**Requirements:** Pick out every line of the listing that contains the string "paragraph", and copy each one. Treat uppercase and lowercase as distinct.

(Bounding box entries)

↓

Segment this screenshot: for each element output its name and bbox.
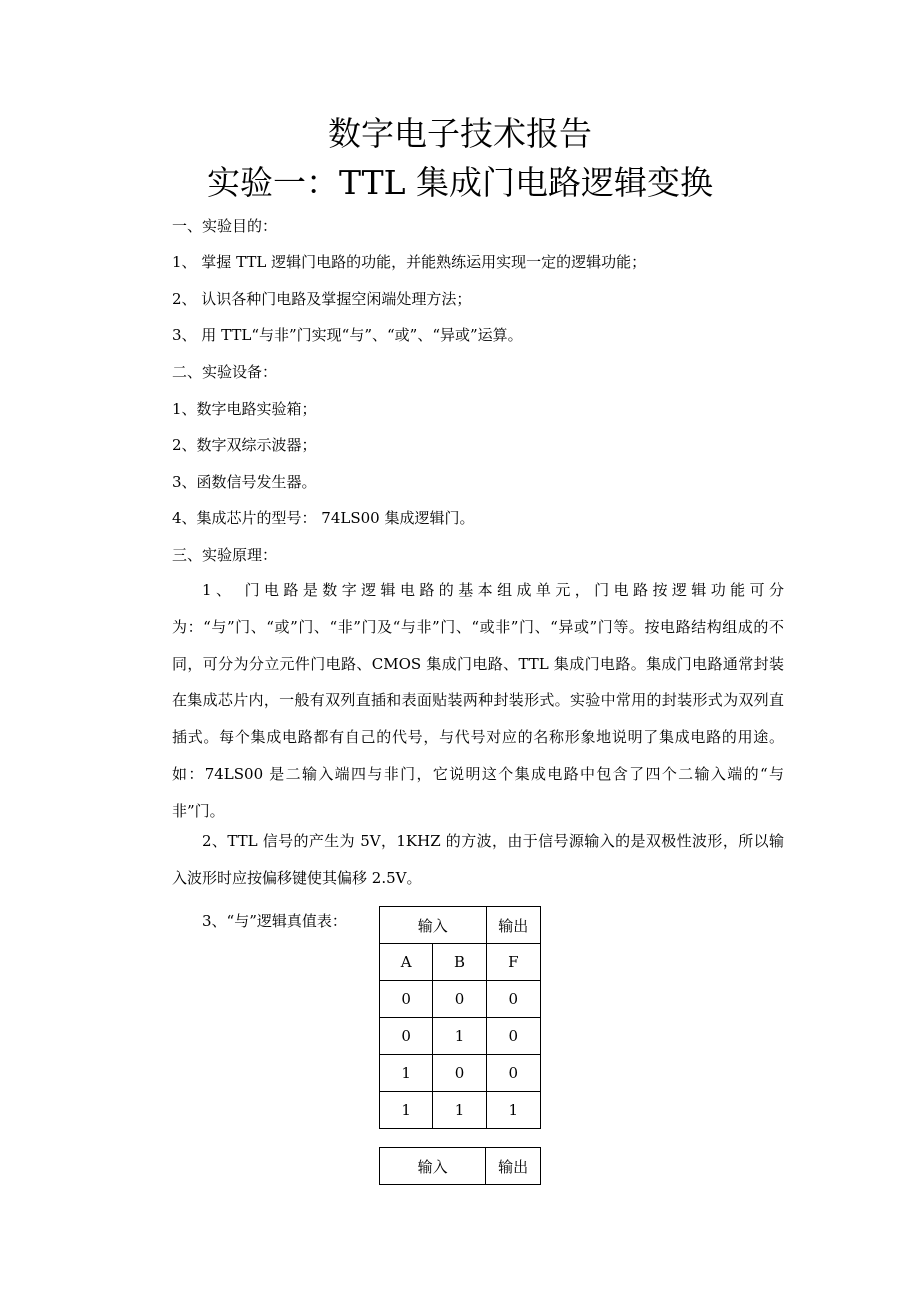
cell-a: 0 [380,981,433,1018]
table-row [380,981,541,1018]
table-header-row [380,1148,541,1185]
document-title: 数字电子技术报告 [328,114,592,153]
cell-a: 0 [380,1018,433,1055]
column-f: F [486,944,540,981]
equipment-item-1: 1、数字电路实验箱； [172,400,317,418]
cell-b: 0 [433,1055,486,1092]
purpose-item-1: 1、 掌握 TTL 逻辑门电路的功能，并能熟练运用实现一定的逻辑功能； [172,253,647,271]
cell-f: 0 [486,1018,540,1055]
table-row [380,1018,541,1055]
table-header-row [380,907,541,944]
cell-a: 1 [380,1055,433,1092]
purpose-item-3: 3、 用 TTL“与非”门实现“与”、“或”、“异或”运算。 [172,326,523,344]
table-row [380,1055,541,1092]
cell-f: 0 [486,1055,540,1092]
principle-paragraph-2 [172,823,784,897]
cell-a: 1 [380,1092,433,1129]
principle-heading: 三、实验原理： [172,546,278,564]
table-column-row [380,944,541,981]
cell-b: 0 [433,981,486,1018]
experiment-title: 实验一：TTL 集成门电路逻辑变换 [206,163,714,202]
principle-paragraph-2-text: 2、TTL 信号的产生为 5V，1KHZ 的方波，由于信号源输入的是双极性波形，所以输入波形时应按偏移键使其偏移 2.5V。 [172,832,784,887]
output-header: 输出 [486,907,540,944]
equipment-item-3: 3、函数信号发生器。 [172,473,317,491]
input-header: 输入 [380,1148,486,1185]
principle-paragraph-1 [172,572,784,830]
and-table-label: 3、“与”逻辑真值表： [202,912,347,930]
purpose-heading: 一、实验目的： [172,217,278,235]
input-header: 输入 [380,907,487,944]
purpose-item-2: 2、 认识各种门电路及掌握空闲端处理方法； [172,290,472,308]
equipment-heading: 二、实验设备： [172,363,278,381]
and-truth-table [379,906,541,1129]
cell-b: 1 [433,1092,486,1129]
cell-f: 1 [486,1092,540,1129]
equipment-item-2: 2、数字双综示波器； [172,436,317,454]
cell-f: 0 [486,981,540,1018]
output-header: 输出 [486,1148,541,1185]
principle-paragraph-1-text: 1、 门电路是数字逻辑电路的基本组成单元，门电路按逻辑功能可分为：“与”门、“或”门、“非”门及“与非”门、“或非”门、“异或”门等。按电路结构组成的不同，可分为分立元件门电路、CMOS 集成门电路、TTL 集成门电路。集成门电路通常封装在集成芯片内，一般有双列直插和表面贴装两种封装形式。实验中常用的封装形式为双列直插式。每个集成电路都有自己的代号，与代号对应的名称形象地说明了集成电路的用途。如：74LS00 是二输入端四与非门，它说明这个集成电路中包含了四个二输入端的“与非”门。 [172,581,784,820]
cell-b: 1 [433,1018,486,1055]
table-row [380,1092,541,1129]
next-truth-table [379,1147,541,1185]
column-b: B [433,944,486,981]
equipment-item-4: 4、集成芯片的型号： 74LS00 集成逻辑门。 [172,509,475,527]
column-a: A [380,944,433,981]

↑

**Answer:**
principle-paragraph-2 [172,823,784,897]
principle-paragraph-2-text: 2、TTL 信号的产生为 5V，1KHZ 的方波，由于信号源输入的是双极性波形，所以输入波形时应按偏移键使其偏移 2.5V。 [172,832,784,887]
principle-paragraph-1 [172,572,784,830]
principle-paragraph-1-text: 1、 门电路是数字逻辑电路的基本组成单元，门电路按逻辑功能可分为：“与”门、“或”门、“非”门及“与非”门、“或非”门、“异或”门等。按电路结构组成的不同，可分为分立元件门电路、CMOS 集成门电路、TTL 集成门电路。集成门电路通常封装在集成芯片内，一般有双列直插和表面贴装两种封装形式。实验中常用的封装形式为双列直插式。每个集成电路都有自己的代号，与代号对应的名称形象地说明了集成电路的用途。如：74LS00 是二输入端四与非门，它说明这个集成电路中包含了四个二输入端的“与非”门。 [172,581,784,820]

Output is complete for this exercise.